EXERCISE GOAL
Name every person identified by name in the Tangier travel passage below.

TEXT PASSAGE
----------------------------------------

Tangier is a medium sized city (700k people) on the NW corner of Morocco at the entrance to the Straight of Gibraltar. We went on a tour with 12 others arranged by Miriam Cole thru Cruisecritic.

Less hectic than Casablanca, it is nevertheless a busy city with a bustling marketplace. Our tour guide Abdul, was very knowledgable. We toured the outskirts first driving by the summer palace of the King. We stopped high on a hill overlooking the city and saw several beautiful but deserted beaches.

After heading back into town we did a 3 hour walking tour. In the market were hundreds of vendors selling spices e.g., safron, fruit, vegetables, fish, meats and dry goods. They speak arabic, french and some english. We stopped at a carpet store for the traditional tourist sales spiel. Next we visited an apothecary where they make their own skin lotions, perfumes and package spices. Marie bought some natural oils and skin cream that are free of preservatives etc. I bought a leather belt and some saffron.

----------------------------------------

DATA SECTION

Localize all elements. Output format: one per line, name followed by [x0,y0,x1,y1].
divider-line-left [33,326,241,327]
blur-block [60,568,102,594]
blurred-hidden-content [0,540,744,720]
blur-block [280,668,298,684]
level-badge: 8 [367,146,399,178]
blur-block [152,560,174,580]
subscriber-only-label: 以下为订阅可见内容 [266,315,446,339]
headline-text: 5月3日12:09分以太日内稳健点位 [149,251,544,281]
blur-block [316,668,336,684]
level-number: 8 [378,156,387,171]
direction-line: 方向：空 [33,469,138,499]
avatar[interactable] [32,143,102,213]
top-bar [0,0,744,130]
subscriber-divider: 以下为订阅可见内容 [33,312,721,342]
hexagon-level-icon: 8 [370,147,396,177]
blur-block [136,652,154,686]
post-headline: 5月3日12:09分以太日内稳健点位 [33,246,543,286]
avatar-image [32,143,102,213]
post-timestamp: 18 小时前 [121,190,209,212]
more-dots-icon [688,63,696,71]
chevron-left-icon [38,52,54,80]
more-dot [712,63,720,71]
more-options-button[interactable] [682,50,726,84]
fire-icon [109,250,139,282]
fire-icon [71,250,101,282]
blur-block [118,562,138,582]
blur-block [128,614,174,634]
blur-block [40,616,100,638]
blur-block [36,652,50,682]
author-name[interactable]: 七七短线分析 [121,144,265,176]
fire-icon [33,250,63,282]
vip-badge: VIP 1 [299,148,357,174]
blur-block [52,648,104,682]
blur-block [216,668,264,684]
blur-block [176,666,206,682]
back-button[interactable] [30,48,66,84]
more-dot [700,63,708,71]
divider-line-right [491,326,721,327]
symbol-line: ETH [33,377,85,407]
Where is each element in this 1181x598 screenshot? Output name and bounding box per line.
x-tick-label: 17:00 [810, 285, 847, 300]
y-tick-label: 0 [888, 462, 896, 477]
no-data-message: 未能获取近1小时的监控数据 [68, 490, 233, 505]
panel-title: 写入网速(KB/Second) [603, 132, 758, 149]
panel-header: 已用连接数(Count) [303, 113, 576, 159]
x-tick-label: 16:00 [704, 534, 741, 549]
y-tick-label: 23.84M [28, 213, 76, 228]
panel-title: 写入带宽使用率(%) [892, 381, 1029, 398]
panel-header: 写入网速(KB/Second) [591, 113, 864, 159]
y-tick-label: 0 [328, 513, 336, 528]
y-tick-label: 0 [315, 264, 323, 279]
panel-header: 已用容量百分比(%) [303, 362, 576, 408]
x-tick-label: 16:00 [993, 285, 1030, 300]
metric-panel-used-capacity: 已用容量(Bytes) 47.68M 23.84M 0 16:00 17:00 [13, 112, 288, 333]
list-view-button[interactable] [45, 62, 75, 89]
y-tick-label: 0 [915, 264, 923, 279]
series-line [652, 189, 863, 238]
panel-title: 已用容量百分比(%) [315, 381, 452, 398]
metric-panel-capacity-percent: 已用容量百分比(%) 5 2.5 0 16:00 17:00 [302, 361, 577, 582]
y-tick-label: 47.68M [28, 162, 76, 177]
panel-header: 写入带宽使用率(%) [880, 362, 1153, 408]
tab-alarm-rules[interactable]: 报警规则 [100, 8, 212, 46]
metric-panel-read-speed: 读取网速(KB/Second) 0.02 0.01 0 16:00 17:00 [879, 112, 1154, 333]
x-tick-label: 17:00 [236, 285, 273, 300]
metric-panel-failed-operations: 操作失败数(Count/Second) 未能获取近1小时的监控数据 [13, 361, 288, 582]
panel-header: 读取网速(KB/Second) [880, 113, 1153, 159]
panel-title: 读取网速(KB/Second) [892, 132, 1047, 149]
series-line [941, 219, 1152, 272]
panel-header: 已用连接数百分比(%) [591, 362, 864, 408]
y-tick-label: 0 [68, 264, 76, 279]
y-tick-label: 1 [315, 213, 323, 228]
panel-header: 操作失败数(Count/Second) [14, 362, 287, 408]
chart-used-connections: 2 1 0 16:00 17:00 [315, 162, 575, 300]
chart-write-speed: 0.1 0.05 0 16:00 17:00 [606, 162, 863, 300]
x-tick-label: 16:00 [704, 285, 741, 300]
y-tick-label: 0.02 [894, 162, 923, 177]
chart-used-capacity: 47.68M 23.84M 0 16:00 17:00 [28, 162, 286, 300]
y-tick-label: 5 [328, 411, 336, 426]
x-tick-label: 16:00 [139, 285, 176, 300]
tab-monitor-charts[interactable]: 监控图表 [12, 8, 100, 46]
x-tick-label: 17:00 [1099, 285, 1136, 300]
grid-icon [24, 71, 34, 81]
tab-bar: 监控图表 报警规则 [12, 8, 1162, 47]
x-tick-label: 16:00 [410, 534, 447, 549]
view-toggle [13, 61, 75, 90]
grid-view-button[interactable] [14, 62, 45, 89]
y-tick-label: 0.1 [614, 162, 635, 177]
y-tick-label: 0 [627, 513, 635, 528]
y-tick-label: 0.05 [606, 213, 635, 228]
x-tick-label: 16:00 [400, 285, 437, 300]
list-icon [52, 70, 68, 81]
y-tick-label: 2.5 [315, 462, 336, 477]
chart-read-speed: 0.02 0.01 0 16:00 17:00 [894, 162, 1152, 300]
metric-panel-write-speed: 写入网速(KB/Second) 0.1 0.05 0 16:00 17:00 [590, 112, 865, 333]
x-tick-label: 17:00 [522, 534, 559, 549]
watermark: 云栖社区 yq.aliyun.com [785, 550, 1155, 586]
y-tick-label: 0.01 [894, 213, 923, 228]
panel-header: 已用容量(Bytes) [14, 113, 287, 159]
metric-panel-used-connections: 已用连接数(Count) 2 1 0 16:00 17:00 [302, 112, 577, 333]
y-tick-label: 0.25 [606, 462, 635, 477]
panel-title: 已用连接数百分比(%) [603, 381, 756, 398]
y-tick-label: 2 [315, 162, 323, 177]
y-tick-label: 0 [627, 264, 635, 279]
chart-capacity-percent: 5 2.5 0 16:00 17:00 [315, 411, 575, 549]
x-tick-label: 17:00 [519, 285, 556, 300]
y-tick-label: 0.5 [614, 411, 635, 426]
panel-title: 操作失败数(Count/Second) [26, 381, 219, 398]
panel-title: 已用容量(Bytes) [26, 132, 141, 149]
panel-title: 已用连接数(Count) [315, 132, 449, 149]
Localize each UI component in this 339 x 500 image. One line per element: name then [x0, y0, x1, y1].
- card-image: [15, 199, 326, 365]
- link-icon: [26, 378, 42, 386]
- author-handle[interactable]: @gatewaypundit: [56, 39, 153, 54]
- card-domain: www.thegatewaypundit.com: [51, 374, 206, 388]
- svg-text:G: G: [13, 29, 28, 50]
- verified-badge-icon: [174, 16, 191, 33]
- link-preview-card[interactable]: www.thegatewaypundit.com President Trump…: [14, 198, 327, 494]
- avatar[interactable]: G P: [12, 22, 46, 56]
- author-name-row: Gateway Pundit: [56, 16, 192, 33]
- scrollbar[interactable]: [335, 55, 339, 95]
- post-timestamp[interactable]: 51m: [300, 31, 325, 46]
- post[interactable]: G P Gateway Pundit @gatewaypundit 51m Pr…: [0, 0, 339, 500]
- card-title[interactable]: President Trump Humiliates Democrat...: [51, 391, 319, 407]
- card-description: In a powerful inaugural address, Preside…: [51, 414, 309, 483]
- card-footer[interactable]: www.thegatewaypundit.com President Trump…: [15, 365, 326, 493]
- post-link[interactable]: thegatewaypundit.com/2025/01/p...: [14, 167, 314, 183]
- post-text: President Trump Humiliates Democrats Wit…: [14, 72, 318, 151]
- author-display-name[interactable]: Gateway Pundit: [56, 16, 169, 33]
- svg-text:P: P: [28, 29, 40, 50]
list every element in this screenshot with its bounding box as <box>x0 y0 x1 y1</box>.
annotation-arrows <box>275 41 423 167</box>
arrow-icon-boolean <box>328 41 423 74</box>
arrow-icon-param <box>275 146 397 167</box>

----------------------------------------

FINISHED EXERCISE
Miriam Cole, Abdul, Marie